_What you need to do_
Repeat the records below exactly, leaving out any pictures.

_Data supplied_

** Start **

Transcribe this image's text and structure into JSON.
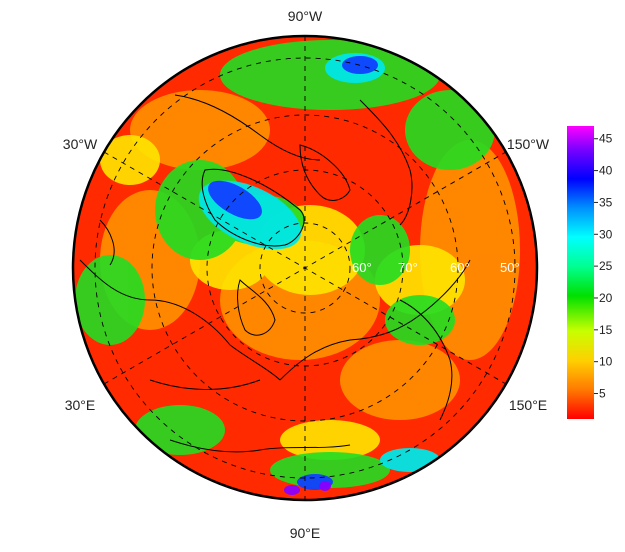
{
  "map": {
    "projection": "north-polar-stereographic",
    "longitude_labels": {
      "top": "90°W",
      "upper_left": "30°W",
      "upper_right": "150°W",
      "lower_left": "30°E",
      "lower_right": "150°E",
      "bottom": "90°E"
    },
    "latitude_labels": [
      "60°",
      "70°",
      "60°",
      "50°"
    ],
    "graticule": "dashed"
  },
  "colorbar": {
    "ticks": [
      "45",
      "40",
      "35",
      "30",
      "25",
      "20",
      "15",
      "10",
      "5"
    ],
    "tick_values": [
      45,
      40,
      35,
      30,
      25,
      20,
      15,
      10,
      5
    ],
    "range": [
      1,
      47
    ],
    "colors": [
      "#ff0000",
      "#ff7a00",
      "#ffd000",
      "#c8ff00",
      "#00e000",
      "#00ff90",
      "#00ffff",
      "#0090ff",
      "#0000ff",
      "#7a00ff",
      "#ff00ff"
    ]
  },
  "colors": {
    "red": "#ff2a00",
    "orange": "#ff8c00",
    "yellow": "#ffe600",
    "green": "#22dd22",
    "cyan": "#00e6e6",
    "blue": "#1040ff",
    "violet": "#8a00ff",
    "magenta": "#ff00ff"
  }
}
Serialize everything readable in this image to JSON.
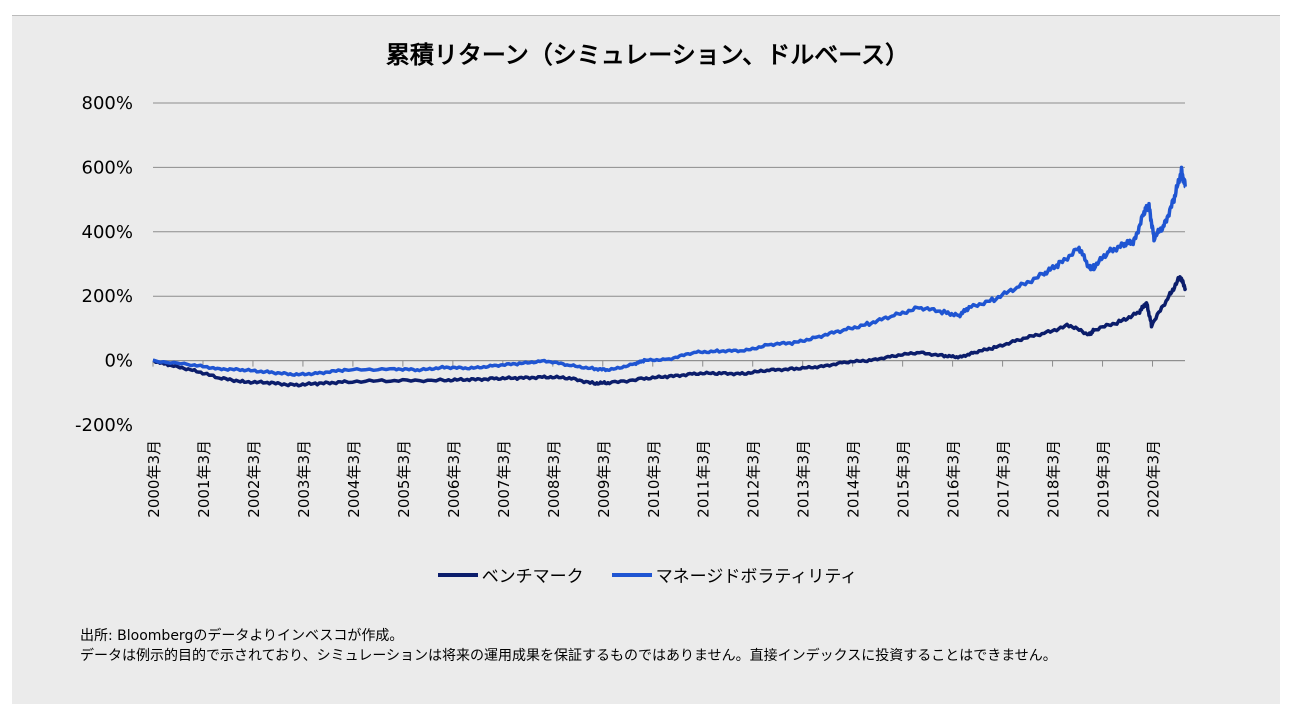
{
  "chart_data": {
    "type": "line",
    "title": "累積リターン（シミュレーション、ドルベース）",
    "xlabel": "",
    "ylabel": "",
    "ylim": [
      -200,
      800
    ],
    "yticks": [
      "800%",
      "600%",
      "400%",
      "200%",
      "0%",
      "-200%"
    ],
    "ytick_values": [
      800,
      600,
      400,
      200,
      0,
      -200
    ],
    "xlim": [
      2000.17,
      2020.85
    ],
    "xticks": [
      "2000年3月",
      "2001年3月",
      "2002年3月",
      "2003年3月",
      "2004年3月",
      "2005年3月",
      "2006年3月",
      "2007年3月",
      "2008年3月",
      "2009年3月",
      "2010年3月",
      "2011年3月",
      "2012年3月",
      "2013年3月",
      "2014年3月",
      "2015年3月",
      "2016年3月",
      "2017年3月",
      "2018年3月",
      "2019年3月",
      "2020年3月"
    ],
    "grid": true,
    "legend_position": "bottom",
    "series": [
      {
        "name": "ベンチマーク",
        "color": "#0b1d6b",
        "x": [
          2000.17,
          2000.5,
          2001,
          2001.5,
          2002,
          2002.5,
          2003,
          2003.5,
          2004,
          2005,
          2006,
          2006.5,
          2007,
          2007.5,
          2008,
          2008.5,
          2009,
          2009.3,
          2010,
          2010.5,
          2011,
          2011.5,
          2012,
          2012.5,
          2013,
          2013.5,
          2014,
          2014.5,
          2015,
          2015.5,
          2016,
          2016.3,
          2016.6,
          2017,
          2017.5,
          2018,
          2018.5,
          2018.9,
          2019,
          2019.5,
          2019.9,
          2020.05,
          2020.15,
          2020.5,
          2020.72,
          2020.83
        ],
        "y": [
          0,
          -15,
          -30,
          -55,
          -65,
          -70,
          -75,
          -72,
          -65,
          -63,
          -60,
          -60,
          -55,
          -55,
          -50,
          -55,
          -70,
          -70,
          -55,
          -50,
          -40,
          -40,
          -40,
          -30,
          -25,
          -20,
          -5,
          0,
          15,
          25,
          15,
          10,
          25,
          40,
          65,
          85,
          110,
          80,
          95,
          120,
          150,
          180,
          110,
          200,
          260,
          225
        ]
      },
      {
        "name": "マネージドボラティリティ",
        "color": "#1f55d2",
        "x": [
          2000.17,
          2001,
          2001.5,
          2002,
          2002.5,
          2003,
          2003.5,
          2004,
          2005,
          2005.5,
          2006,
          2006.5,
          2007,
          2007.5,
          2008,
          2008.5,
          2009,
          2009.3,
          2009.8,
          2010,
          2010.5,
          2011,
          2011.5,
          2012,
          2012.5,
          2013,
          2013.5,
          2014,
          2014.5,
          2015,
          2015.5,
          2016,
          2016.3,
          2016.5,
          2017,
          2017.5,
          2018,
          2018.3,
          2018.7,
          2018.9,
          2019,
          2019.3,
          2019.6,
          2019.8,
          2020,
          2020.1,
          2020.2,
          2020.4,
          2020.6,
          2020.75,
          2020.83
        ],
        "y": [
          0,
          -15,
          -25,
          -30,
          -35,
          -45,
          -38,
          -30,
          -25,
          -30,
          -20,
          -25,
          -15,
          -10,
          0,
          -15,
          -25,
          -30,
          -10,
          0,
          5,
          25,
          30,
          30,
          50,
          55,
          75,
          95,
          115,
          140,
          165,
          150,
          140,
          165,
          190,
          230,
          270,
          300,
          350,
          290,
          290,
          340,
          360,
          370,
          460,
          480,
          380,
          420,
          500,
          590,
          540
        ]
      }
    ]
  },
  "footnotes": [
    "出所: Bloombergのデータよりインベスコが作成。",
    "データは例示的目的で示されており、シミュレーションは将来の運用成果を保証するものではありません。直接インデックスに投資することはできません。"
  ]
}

** End **

_Exercise output_
Transcribe this image's text and structure into JSON.
{
  "map": {
    "projection": "north-polar-stereographic",
    "longitude_labels": {
      "top": "90°W",
      "upper_left": "30°W",
      "upper_right": "150°W",
      "lower_left": "30°E",
      "lower_right": "150°E",
      "bottom": "90°E"
    },
    "latitude_labels": [
      "60°",
      "70°",
      "60°",
      "50°"
    ],
    "graticule": "dashed"
  },
  "colorbar": {
    "ticks": [
      "45",
      "40",
      "35",
      "30",
      "25",
      "20",
      "15",
      "10",
      "5"
    ],
    "tick_values": [
      45,
      40,
      35,
      30,
      25,
      20,
      15,
      10,
      5
    ],
    "range": [
      1,
      47
    ],
    "colors": [
      "#ff0000",
      "#ff7a00",
      "#ffd000",
      "#c8ff00",
      "#00e000",
      "#00ff90",
      "#00ffff",
      "#0090ff",
      "#0000ff",
      "#7a00ff",
      "#ff00ff"
    ]
  },
  "colors": {
    "red": "#ff2a00",
    "orange": "#ff8c00",
    "yellow": "#ffe600",
    "green": "#22dd22",
    "cyan": "#00e6e6",
    "blue": "#1040ff",
    "violet": "#8a00ff",
    "magenta": "#ff00ff"
  }
}
Serialize everything readable in this image to JSON.
{
  "chart_data": {
    "type": "line",
    "title": "累積リターン（シミュレーション、ドルベース）",
    "xlabel": "",
    "ylabel": "",
    "ylim": [
      -200,
      800
    ],
    "yticks": [
      "800%",
      "600%",
      "400%",
      "200%",
      "0%",
      "-200%"
    ],
    "ytick_values": [
      800,
      600,
      400,
      200,
      0,
      -200
    ],
    "xlim": [
      2000.17,
      2020.85
    ],
    "xticks": [
      "2000年3月",
      "2001年3月",
      "2002年3月",
      "2003年3月",
      "2004年3月",
      "2005年3月",
      "2006年3月",
      "2007年3月",
      "2008年3月",
      "2009年3月",
      "2010年3月",
      "2011年3月",
      "2012年3月",
      "2013年3月",
      "2014年3月",
      "2015年3月",
      "2016年3月",
      "2017年3月",
      "2018年3月",
      "2019年3月",
      "2020年3月"
    ],
    "grid": true,
    "legend_position": "bottom",
    "series": [
      {
        "name": "ベンチマーク",
        "color": "#0b1d6b",
        "x": [
          2000.17,
          2000.5,
          2001,
          2001.5,
          2002,
          2002.5,
          2003,
          2003.5,
          2004,
          2005,
          2006,
          2006.5,
          2007,
          2007.5,
          2008,
          2008.5,
          2009,
          2009.3,
          2010,
          2010.5,
          2011,
          2011.5,
          2012,
          2012.5,
          2013,
          2013.5,
          2014,
          2014.5,
          2015,
          2015.5,
          2016,
          2016.3,
          2016.6,
          2017,
          2017.5,
          2018,
          2018.5,
          2018.9,
          2019,
          2019.5,
          2019.9,
          2020.05,
          2020.15,
          2020.5,
          2020.72,
          2020.83
        ],
        "y": [
          0,
          -15,
          -30,
          -55,
          -65,
          -70,
          -75,
          -72,
          -65,
          -63,
          -60,
          -60,
          -55,
          -55,
          -50,
          -55,
          -70,
          -70,
          -55,
          -50,
          -40,
          -40,
          -40,
          -30,
          -25,
          -20,
          -5,
          0,
          15,
          25,
          15,
          10,
          25,
          40,
          65,
          85,
          110,
          80,
          95,
          120,
          150,
          180,
          110,
          200,
          260,
          225
        ]
      },
      {
        "name": "マネージドボラティリティ",
        "color": "#1f55d2",
        "x": [
          2000.17,
          2001,
          2001.5,
          2002,
          2002.5,
          2003,
          2003.5,
          2004,
          2005,
          2005.5,
          2006,
          2006.5,
          2007,
          2007.5,
          2008,
          2008.5,
          2009,
          2009.3,
          2009.8,
          2010,
          2010.5,
          2011,
          2011.5,
          2012,
          2012.5,
          2013,
          2013.5,
          2014,
          2014.5,
          2015,
          2015.5,
          2016,
          2016.3,
          2016.5,
          2017,
          2017.5,
          2018,
          2018.3,
          2018.7,
          2018.9,
          2019,
          2019.3,
          2019.6,
          2019.8,
          2020,
          2020.1,
          2020.2,
          2020.4,
          2020.6,
          2020.75,
          2020.83
        ],
        "y": [
          0,
          -15,
          -25,
          -30,
          -35,
          -45,
          -38,
          -30,
          -25,
          -30,
          -20,
          -25,
          -15,
          -10,
          0,
          -15,
          -25,
          -30,
          -10,
          0,
          5,
          25,
          30,
          30,
          50,
          55,
          75,
          95,
          115,
          140,
          165,
          150,
          140,
          165,
          190,
          230,
          270,
          300,
          350,
          290,
          290,
          340,
          360,
          370,
          460,
          480,
          380,
          420,
          500,
          590,
          540
        ]
      }
    ]
  },
  "footnotes": [
    "出所: Bloombergのデータよりインベスコが作成。",
    "データは例示的目的で示されており、シミュレーションは将来の運用成果を保証するものではありません。直接インデックスに投資することはできません。"
  ]
}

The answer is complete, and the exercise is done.